▸ **取り組む課題**: 中国の反テロ法を扱った本文のうち、「中国ではかねてより、国内の情」から「ィアの報道内容をみてみたい。」までを(両端の語句を含む)、「フランス人ジャーナリスト」を「外国人ジャーナリスト」に置き換えて更新してください。

中国ではかねてより、国内の情報管制に神経を尖らせており、特に共産党政府批判ととられる記事などに対しては断固たる態度で臨んできている。外国メディアに対する表立った規制はないものの、直近ではフランス人ジャーナリストに対して、政府批判を繰り返したとして、滞在許可証の更新を受け付けないことで国外追放処分にするなど、その厳しさが増している。そうした中、全国人民代表大会(全人代、国会に相当)常務委員会がこの程、テロ対策の名目で、通信事業者やインターネットサービス提供者の監視や規制を強化することなどを定めた「反テロ法」を採択した。欧米からは、中国国内で活動する外国企業の活動に影響が出かねないと懸念が強まっている。米・中国メディアの報道内容をみてみたい。
12月29日付米
『Yahooニュース』(
『AFP通信』記事引用)は、「中国、新法制定し海外企業も取締り」との見出しで、「中国は12月27日、“反テロ法”と題した、新疆ウィグル自治区のイスラム過激派などを更に厳しく取り締まるための法律を採択した。これによって、テロ行為の恐れがあると認められた場合、国境付近、もしくは隣国の了解を得て、人民軍や公安などを派遣するというもの。これまで中国は、自身が否定していることもあり、他国内のことに干渉することを控えてきたが、11月にイスラム過激派組織イスラミックステートによって初めて中国人が殺害されたことを受けて、国内外のテロ組織の連携を阻止すべく、積極的に介在しようとしている。また、この法律によって、外国企業も含めた通信業者やインターネットサービス提供者に対して、テロ対策を理由として、通信内容の傍受を可能とする装置の設置や、テロ活動に関わる情報の提供を義務付けている。」と報じた。

▸ **収集データ**:
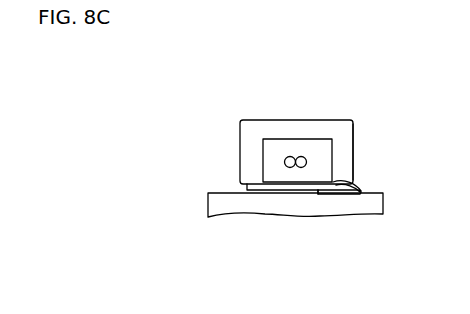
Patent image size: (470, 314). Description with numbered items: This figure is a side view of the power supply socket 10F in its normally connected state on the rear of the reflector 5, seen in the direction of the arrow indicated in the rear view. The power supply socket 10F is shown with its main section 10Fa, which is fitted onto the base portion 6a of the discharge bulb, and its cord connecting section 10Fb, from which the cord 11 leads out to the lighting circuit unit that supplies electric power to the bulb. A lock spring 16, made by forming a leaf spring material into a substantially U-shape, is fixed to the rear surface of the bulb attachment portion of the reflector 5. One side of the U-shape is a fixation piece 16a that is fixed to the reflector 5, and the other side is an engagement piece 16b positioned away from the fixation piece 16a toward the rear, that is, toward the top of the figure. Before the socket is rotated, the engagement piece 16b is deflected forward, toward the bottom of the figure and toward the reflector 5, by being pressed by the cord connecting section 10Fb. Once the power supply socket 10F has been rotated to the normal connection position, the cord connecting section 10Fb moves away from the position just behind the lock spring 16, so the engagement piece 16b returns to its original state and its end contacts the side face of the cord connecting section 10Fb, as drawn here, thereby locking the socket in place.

▸ **正解**:
中国ではかねてより、国内の情報管制に神経を尖らせており、特に共産党政府批判ととられる記事などに対しては断固たる態度で臨んできている。外国メディアに対する表立った規制はないものの、直近では外国人ジャーナリストに対して、政府批判を繰り返したとして、滞在許可証の更新を受け付けないことで国外追放処分にするなど、その厳しさが増している。そうした中、全国人民代表大会(全人代、国会に相当)常務委員会がこの程、テロ対策の名目で、通信事業者やインターネットサービス提供者の監視や規制を強化することなどを定めた「反テロ法」を採択した。欧米からは、中国国内で活動する外国企業の活動に影響が出かねないと懸念が強まっている。米・中国メディアの報道内容をみてみたい。